Task to complete: Write out all of the entries exactly as given.

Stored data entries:
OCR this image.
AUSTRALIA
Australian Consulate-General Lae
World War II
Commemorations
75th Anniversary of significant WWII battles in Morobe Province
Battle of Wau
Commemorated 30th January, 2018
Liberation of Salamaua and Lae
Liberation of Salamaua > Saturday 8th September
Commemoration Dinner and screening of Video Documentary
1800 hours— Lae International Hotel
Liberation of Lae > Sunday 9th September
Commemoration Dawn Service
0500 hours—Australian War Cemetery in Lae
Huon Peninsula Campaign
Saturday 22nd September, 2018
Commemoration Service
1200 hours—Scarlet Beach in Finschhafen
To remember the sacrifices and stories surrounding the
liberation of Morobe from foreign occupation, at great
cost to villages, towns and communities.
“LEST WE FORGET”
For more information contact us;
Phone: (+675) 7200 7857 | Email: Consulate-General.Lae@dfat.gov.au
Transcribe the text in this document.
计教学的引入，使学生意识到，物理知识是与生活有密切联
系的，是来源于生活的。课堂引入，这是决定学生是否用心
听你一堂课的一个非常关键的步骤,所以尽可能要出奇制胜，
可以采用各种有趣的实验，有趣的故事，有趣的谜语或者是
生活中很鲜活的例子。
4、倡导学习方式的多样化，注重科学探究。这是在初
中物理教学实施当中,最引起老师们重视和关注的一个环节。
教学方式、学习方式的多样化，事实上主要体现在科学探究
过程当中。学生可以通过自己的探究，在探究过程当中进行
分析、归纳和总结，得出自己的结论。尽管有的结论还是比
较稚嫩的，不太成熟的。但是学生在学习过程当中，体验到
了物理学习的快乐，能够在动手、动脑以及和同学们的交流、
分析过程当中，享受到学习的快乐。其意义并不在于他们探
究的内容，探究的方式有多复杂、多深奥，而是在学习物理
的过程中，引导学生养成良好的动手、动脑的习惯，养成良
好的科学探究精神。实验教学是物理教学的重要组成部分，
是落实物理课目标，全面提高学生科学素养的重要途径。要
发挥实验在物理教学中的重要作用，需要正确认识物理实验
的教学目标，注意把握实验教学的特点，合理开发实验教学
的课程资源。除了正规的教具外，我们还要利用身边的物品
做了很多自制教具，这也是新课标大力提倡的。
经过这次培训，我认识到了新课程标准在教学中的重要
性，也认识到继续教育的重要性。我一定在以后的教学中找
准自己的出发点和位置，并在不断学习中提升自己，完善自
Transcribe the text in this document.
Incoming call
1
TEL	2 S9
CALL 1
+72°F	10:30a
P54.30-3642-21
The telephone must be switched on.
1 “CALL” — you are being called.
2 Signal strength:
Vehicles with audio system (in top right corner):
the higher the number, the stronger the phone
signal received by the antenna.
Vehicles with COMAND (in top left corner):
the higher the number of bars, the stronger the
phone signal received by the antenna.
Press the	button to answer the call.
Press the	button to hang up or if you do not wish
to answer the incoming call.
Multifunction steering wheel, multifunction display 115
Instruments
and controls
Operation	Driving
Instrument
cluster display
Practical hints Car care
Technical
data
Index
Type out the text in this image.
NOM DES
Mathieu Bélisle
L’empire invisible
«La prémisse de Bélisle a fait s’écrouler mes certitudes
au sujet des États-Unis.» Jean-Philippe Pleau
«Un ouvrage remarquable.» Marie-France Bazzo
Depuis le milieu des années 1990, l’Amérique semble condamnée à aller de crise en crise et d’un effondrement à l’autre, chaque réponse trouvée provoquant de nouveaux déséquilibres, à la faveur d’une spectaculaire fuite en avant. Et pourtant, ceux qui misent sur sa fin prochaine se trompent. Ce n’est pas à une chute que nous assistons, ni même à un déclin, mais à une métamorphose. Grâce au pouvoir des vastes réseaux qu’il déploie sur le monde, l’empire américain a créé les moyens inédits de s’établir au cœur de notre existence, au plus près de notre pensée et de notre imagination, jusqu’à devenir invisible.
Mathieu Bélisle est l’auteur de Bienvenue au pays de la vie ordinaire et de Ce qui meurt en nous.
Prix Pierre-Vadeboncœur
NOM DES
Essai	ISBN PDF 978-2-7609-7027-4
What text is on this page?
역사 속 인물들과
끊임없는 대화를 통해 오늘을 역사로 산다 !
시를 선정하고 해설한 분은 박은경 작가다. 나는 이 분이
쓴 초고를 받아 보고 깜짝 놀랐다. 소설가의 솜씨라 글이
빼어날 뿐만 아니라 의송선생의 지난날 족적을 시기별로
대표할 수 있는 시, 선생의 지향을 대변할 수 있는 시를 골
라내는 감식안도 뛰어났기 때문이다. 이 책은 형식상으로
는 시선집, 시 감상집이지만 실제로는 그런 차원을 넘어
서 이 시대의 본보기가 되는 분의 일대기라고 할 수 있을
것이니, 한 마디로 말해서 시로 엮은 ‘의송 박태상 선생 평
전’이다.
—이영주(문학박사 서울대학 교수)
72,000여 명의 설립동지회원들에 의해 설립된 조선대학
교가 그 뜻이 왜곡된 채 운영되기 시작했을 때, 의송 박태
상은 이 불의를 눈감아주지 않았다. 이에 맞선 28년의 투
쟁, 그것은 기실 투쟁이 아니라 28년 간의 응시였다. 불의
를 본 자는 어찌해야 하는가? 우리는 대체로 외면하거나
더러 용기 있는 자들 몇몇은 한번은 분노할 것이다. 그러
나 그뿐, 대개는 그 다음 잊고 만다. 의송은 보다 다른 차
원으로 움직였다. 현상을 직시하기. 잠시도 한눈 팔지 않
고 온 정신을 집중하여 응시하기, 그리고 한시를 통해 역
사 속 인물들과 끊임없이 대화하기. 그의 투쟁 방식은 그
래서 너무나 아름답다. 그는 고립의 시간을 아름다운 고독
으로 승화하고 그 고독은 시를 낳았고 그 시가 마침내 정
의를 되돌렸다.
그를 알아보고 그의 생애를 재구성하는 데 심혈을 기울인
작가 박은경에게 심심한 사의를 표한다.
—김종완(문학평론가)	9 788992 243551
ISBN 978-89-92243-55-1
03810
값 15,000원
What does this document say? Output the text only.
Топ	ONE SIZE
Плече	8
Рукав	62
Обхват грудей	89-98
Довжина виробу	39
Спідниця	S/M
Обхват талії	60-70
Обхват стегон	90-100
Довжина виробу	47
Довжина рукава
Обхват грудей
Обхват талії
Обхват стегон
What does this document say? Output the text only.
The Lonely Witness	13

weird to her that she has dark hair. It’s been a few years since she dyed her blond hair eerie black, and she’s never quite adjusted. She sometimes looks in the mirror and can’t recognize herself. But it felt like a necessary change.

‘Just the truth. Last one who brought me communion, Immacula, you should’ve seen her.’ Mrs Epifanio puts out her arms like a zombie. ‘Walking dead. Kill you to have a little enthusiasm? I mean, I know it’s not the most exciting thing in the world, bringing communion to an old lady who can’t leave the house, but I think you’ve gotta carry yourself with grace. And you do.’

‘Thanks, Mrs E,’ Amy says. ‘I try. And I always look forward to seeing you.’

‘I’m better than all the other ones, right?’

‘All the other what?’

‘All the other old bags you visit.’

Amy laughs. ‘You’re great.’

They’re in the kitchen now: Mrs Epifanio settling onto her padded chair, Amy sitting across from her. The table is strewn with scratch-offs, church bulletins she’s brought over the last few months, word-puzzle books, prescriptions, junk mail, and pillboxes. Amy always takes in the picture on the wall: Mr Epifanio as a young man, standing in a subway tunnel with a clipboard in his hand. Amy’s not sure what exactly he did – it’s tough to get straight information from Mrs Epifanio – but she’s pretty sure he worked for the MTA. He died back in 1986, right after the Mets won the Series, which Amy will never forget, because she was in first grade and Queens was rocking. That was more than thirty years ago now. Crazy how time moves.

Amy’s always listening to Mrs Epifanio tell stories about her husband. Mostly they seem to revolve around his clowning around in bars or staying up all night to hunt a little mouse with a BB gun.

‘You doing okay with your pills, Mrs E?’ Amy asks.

Full response:
OCR this image.
AUSTRALIA
Australian Consulate-General Lae
World War II
Commemorations
75th Anniversary of significant WWII battles in Morobe Province
Battle of Wau
Commemorated 30th January, 2018
Liberation of Salamaua and Lae
Liberation of Salamaua > Saturday 8th September
Commemoration Dinner and screening of Video Documentary
1800 hours— Lae International Hotel
Liberation of Lae > Sunday 9th September
Commemoration Dawn Service
0500 hours—Australian War Cemetery in Lae
Huon Peninsula Campaign
Saturday 22nd September, 2018
Commemoration Service
1200 hours—Scarlet Beach in Finschhafen
To remember the sacrifices and stories surrounding the
liberation of Morobe from foreign occupation, at great
cost to villages, towns and communities.
“LEST WE FORGET”
For more information contact us;
Phone: (+675) 7200 7857 | Email: Consulate-General.Lae@dfat.gov.au
Transcribe the text in this document.
计教学的引入，使学生意识到，物理知识是与生活有密切联
系的，是来源于生活的。课堂引入，这是决定学生是否用心
听你一堂课的一个非常关键的步骤,所以尽可能要出奇制胜，
可以采用各种有趣的实验，有趣的故事，有趣的谜语或者是
生活中很鲜活的例子。
4、倡导学习方式的多样化，注重科学探究。这是在初
中物理教学实施当中,最引起老师们重视和关注的一个环节。
教学方式、学习方式的多样化，事实上主要体现在科学探究
过程当中。学生可以通过自己的探究，在探究过程当中进行
分析、归纳和总结，得出自己的结论。尽管有的结论还是比
较稚嫩的，不太成熟的。但是学生在学习过程当中，体验到
了物理学习的快乐，能够在动手、动脑以及和同学们的交流、
分析过程当中，享受到学习的快乐。其意义并不在于他们探
究的内容，探究的方式有多复杂、多深奥，而是在学习物理
的过程中，引导学生养成良好的动手、动脑的习惯，养成良
好的科学探究精神。实验教学是物理教学的重要组成部分，
是落实物理课目标，全面提高学生科学素养的重要途径。要
发挥实验在物理教学中的重要作用，需要正确认识物理实验
的教学目标，注意把握实验教学的特点，合理开发实验教学
的课程资源。除了正规的教具外，我们还要利用身边的物品
做了很多自制教具，这也是新课标大力提倡的。
经过这次培训，我认识到了新课程标准在教学中的重要
性，也认识到继续教育的重要性。我一定在以后的教学中找
准自己的出发点和位置，并在不断学习中提升自己，完善自
Transcribe the text in this document.
Incoming call
1
TEL	2 S9
CALL 1
+72°F	10:30a
P54.30-3642-21
The telephone must be switched on.
1 “CALL” — you are being called.
2 Signal strength:
Vehicles with audio system (in top right corner):
the higher the number, the stronger the phone
signal received by the antenna.
Vehicles with COMAND (in top left corner):
the higher the number of bars, the stronger the
phone signal received by the antenna.
Press the	button to answer the call.
Press the	button to hang up or if you do not wish
to answer the incoming call.
Multifunction steering wheel, multifunction display 115
Instruments
and controls
Operation	Driving
Instrument
cluster display
Practical hints Car care
Technical
data
Index
Type out the text in this image.
NOM DES
Mathieu Bélisle
L’empire invisible
«La prémisse de Bélisle a fait s’écrouler mes certitudes
au sujet des États-Unis.» Jean-Philippe Pleau
«Un ouvrage remarquable.» Marie-France Bazzo
Depuis le milieu des années 1990, l’Amérique semble condamnée à aller de crise en crise et d’un effondrement à l’autre, chaque réponse trouvée provoquant de nouveaux déséquilibres, à la faveur d’une spectaculaire fuite en avant. Et pourtant, ceux qui misent sur sa fin prochaine se trompent. Ce n’est pas à une chute que nous assistons, ni même à un déclin, mais à une métamorphose. Grâce au pouvoir des vastes réseaux qu’il déploie sur le monde, l’empire américain a créé les moyens inédits de s’établir au cœur de notre existence, au plus près de notre pensée et de notre imagination, jusqu’à devenir invisible.
Mathieu Bélisle est l’auteur de Bienvenue au pays de la vie ordinaire et de Ce qui meurt en nous.
Prix Pierre-Vadeboncœur
NOM DES
Essai	ISBN PDF 978-2-7609-7027-4
What text is on this page?
역사 속 인물들과
끊임없는 대화를 통해 오늘을 역사로 산다 !
시를 선정하고 해설한 분은 박은경 작가다. 나는 이 분이
쓴 초고를 받아 보고 깜짝 놀랐다. 소설가의 솜씨라 글이
빼어날 뿐만 아니라 의송선생의 지난날 족적을 시기별로
대표할 수 있는 시, 선생의 지향을 대변할 수 있는 시를 골
라내는 감식안도 뛰어났기 때문이다. 이 책은 형식상으로
는 시선집, 시 감상집이지만 실제로는 그런 차원을 넘어
서 이 시대의 본보기가 되는 분의 일대기라고 할 수 있을
것이니, 한 마디로 말해서 시로 엮은 ‘의송 박태상 선생 평
전’이다.
—이영주(문학박사 서울대학 교수)
72,000여 명의 설립동지회원들에 의해 설립된 조선대학
교가 그 뜻이 왜곡된 채 운영되기 시작했을 때, 의송 박태
상은 이 불의를 눈감아주지 않았다. 이에 맞선 28년의 투
쟁, 그것은 기실 투쟁이 아니라 28년 간의 응시였다. 불의
를 본 자는 어찌해야 하는가? 우리는 대체로 외면하거나
더러 용기 있는 자들 몇몇은 한번은 분노할 것이다. 그러
나 그뿐, 대개는 그 다음 잊고 만다. 의송은 보다 다른 차
원으로 움직였다. 현상을 직시하기. 잠시도 한눈 팔지 않
고 온 정신을 집중하여 응시하기, 그리고 한시를 통해 역
사 속 인물들과 끊임없이 대화하기. 그의 투쟁 방식은 그
래서 너무나 아름답다. 그는 고립의 시간을 아름다운 고독
으로 승화하고 그 고독은 시를 낳았고 그 시가 마침내 정
의를 되돌렸다.
그를 알아보고 그의 생애를 재구성하는 데 심혈을 기울인
작가 박은경에게 심심한 사의를 표한다.
—김종완(문학평론가)	9 788992 243551
ISBN 978-89-92243-55-1
03810
값 15,000원
What does this document say? Output the text only.
Топ	ONE SIZE
Плече	8
Рукав	62
Обхват грудей	89-98
Довжина виробу	39
Спідниця	S/M
Обхват талії	60-70
Обхват стегон	90-100
Довжина виробу	47
Довжина рукава
Обхват грудей
Обхват талії
Обхват стегон
What does this document say? Output the text only.
The Lonely Witness	13

weird to her that she has dark hair. It’s been a few years since she dyed her blond hair eerie black, and she’s never quite adjusted. She sometimes looks in the mirror and can’t recognize herself. But it felt like a necessary change.

‘Just the truth. Last one who brought me communion, Immacula, you should’ve seen her.’ Mrs Epifanio puts out her arms like a zombie. ‘Walking dead. Kill you to have a little enthusiasm? I mean, I know it’s not the most exciting thing in the world, bringing communion to an old lady who can’t leave the house, but I think you’ve gotta carry yourself with grace. And you do.’

‘Thanks, Mrs E,’ Amy says. ‘I try. And I always look forward to seeing you.’

‘I’m better than all the other ones, right?’

‘All the other what?’

‘All the other old bags you visit.’

Amy laughs. ‘You’re great.’

They’re in the kitchen now: Mrs Epifanio settling onto her padded chair, Amy sitting across from her. The table is strewn with scratch-offs, church bulletins she’s brought over the last few months, word-puzzle books, prescriptions, junk mail, and pillboxes. Amy always takes in the picture on the wall: Mr Epifanio as a young man, standing in a subway tunnel with a clipboard in his hand. Amy’s not sure what exactly he did – it’s tough to get straight information from Mrs Epifanio – but she’s pretty sure he worked for the MTA. He died back in 1986, right after the Mets won the Series, which Amy will never forget, because she was in first grade and Queens was rocking. That was more than thirty years ago now. Crazy how time moves.

Amy’s always listening to Mrs Epifanio tell stories about her husband. Mostly they seem to revolve around his clowning around in bars or staying up all night to hunt a little mouse with a BB gun.

‘You doing okay with your pills, Mrs E?’ Amy asks.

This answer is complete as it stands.